REQUIRED WORK ▸ Look for "武帝施主父之册" in the listing below. Gather each line that contains it.

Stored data
::::::::
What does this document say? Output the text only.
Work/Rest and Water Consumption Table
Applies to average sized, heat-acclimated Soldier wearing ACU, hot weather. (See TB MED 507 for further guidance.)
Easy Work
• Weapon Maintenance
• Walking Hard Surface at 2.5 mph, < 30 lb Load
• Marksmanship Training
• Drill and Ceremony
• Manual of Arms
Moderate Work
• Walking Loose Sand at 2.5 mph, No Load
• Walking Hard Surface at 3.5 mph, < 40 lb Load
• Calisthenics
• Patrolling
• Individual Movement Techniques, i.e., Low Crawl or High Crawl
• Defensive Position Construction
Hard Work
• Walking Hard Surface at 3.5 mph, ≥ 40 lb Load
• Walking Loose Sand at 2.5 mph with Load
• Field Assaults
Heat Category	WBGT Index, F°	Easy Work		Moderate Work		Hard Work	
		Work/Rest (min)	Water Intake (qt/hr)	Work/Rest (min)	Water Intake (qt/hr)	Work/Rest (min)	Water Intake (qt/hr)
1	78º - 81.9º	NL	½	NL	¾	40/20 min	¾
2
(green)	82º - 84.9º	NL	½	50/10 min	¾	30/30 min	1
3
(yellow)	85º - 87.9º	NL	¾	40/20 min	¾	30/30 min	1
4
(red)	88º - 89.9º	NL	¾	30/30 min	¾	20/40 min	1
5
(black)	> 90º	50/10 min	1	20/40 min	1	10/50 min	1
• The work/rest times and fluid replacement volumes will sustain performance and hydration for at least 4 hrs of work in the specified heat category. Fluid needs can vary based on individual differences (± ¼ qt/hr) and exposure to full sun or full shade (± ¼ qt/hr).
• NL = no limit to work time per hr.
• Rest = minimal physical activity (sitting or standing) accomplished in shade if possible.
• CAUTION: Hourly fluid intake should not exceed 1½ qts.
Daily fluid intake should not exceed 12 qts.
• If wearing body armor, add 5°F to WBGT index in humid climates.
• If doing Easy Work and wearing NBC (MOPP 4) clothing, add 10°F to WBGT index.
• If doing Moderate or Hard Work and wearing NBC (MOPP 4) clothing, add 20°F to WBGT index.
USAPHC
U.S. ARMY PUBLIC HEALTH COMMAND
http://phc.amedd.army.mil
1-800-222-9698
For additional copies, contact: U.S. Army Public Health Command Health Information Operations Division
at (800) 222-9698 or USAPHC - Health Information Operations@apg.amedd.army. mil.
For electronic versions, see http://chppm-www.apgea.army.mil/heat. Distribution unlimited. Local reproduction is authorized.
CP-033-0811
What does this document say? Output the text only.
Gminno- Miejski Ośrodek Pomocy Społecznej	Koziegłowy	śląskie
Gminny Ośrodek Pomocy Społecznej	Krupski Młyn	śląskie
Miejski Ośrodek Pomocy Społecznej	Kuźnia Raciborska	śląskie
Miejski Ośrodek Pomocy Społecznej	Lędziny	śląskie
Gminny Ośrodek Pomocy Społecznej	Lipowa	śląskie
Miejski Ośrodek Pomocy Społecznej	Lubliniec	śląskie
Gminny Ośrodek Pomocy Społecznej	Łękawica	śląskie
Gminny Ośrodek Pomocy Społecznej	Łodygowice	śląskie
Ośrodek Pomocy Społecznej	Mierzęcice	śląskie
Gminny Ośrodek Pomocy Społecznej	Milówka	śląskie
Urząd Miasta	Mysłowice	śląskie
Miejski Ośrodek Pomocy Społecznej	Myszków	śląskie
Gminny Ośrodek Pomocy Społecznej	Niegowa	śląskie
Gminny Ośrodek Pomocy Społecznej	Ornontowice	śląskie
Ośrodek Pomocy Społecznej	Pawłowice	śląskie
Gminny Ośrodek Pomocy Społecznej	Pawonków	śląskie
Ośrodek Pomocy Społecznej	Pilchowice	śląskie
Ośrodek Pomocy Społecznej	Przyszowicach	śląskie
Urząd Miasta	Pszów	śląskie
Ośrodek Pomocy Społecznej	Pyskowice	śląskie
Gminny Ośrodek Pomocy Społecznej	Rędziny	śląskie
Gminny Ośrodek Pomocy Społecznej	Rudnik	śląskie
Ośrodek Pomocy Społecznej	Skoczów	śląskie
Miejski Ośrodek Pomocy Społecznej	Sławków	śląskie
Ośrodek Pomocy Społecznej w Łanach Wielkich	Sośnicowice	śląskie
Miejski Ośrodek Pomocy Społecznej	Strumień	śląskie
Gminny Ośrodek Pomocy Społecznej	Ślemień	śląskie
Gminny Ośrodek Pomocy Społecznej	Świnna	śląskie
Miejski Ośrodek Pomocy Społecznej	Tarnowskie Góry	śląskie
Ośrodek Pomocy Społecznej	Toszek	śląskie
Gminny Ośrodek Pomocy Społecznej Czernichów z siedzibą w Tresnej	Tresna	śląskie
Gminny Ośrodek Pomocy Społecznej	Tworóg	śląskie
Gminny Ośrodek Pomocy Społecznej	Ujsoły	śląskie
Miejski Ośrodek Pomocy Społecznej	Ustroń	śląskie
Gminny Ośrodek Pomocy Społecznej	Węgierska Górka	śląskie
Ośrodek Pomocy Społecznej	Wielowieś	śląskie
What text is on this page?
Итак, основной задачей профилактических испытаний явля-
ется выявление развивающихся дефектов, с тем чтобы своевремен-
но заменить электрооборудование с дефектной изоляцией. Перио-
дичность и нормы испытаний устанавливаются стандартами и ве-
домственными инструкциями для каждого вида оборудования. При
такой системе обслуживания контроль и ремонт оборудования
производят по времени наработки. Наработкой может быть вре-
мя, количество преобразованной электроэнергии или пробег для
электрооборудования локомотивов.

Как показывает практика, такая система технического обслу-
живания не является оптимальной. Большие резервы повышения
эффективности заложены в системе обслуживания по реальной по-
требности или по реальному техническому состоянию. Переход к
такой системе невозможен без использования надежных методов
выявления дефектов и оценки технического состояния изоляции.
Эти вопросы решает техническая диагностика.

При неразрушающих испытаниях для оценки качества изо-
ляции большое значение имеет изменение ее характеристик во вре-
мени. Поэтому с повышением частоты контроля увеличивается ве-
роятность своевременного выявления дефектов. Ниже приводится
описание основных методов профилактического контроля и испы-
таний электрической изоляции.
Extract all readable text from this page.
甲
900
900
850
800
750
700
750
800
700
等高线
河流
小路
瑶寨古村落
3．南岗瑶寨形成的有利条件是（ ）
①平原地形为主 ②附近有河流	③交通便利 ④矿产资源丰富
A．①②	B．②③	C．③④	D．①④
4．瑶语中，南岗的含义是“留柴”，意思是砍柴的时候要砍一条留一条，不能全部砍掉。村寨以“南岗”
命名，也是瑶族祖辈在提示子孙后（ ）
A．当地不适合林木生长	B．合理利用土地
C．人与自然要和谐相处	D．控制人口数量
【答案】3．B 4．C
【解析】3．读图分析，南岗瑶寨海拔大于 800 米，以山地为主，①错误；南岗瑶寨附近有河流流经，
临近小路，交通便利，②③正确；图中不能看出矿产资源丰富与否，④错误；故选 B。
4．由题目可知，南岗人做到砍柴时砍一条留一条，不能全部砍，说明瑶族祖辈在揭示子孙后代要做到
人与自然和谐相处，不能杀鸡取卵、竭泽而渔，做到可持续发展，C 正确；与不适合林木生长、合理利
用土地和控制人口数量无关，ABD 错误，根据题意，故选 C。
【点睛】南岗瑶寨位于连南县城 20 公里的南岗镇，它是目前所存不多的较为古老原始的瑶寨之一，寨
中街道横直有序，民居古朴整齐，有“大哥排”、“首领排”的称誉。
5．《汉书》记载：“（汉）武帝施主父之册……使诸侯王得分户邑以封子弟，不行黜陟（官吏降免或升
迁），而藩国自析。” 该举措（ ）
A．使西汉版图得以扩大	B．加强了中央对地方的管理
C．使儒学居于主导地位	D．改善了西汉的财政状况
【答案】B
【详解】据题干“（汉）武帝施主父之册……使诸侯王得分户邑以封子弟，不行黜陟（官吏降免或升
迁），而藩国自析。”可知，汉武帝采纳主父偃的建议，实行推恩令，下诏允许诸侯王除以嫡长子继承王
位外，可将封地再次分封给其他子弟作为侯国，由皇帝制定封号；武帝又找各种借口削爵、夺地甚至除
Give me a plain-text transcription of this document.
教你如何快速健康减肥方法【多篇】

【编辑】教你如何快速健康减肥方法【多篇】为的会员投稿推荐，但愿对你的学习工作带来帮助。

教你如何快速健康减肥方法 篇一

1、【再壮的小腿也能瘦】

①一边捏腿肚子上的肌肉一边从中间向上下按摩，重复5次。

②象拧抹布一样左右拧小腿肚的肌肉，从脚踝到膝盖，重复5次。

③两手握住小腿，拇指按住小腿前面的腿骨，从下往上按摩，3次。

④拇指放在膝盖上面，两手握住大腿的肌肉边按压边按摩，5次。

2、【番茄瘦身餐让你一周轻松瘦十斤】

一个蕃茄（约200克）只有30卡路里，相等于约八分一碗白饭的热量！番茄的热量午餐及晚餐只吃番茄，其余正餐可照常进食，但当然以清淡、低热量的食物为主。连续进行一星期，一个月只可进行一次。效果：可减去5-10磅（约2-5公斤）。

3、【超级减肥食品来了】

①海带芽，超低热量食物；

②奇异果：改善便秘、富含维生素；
::::::::
ANSWER FOR THE TASK ▸
5．《汉书》记载：“（汉）武帝施主父之册……使诸侯王得分户邑以封子弟，不行黜陟（官吏降免或升
【详解】据题干“（汉）武帝施主父之册……使诸侯王得分户邑以封子弟，不行黜陟（官吏降免或升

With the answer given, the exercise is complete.